Data items:
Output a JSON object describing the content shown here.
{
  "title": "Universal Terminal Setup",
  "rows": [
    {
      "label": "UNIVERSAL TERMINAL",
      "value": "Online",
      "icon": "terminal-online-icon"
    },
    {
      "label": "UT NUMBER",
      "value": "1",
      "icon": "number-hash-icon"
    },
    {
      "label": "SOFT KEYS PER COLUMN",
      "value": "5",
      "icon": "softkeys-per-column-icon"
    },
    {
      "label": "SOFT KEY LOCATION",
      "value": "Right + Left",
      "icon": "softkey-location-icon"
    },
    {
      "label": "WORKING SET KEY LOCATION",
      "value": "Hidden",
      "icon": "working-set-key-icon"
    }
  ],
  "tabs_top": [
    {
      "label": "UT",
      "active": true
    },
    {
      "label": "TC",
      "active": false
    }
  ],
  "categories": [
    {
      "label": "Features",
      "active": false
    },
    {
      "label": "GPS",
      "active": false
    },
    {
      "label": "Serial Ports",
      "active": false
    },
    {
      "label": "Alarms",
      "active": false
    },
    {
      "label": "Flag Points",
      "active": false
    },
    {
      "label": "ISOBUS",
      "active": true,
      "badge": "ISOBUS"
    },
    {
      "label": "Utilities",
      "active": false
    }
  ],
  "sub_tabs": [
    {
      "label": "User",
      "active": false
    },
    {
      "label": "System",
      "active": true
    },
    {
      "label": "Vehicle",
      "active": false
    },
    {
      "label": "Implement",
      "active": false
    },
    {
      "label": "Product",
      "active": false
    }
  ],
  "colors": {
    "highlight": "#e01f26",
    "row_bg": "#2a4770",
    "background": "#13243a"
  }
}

**WRITTEN INSTRUCTION**: Reproduce each entry word for word.

**RESULT**:
Output a JSON object describing the content shown here.
{
  "title": "Universal Terminal Setup",
  "rows": [
    {
      "label": "UNIVERSAL TERMINAL",
      "value": "Online",
      "icon": "terminal-online-icon"
    },
    {
      "label": "UT NUMBER",
      "value": "1",
      "icon": "number-hash-icon"
    },
    {
      "label": "SOFT KEYS PER COLUMN",
      "value": "5",
      "icon": "softkeys-per-column-icon"
    },
    {
      "label": "SOFT KEY LOCATION",
      "value": "Right + Left",
      "icon": "softkey-location-icon"
    },
    {
      "label": "WORKING SET KEY LOCATION",
      "value": "Hidden",
      "icon": "working-set-key-icon"
    }
  ],
  "tabs_top": [
    {
      "label": "UT",
      "active": true
    },
    {
      "label": "TC",
      "active": false
    }
  ],
  "categories": [
    {
      "label": "Features",
      "active": false
    },
    {
      "label": "GPS",
      "active": false
    },
    {
      "label": "Serial Ports",
      "active": false
    },
    {
      "label": "Alarms",
      "active": false
    },
    {
      "label": "Flag Points",
      "active": false
    },
    {
      "label": "ISOBUS",
      "active": true,
      "badge": "ISOBUS"
    },
    {
      "label": "Utilities",
      "active": false
    }
  ],
  "sub_tabs": [
    {
      "label": "User",
      "active": false
    },
    {
      "label": "System",
      "active": true
    },
    {
      "label": "Vehicle",
      "active": false
    },
    {
      "label": "Implement",
      "active": false
    },
    {
      "label": "Product",
      "active": false
    }
  ],
  "colors": {
    "highlight": "#e01f26",
    "row_bg": "#2a4770",
    "background": "#13243a"
  }
}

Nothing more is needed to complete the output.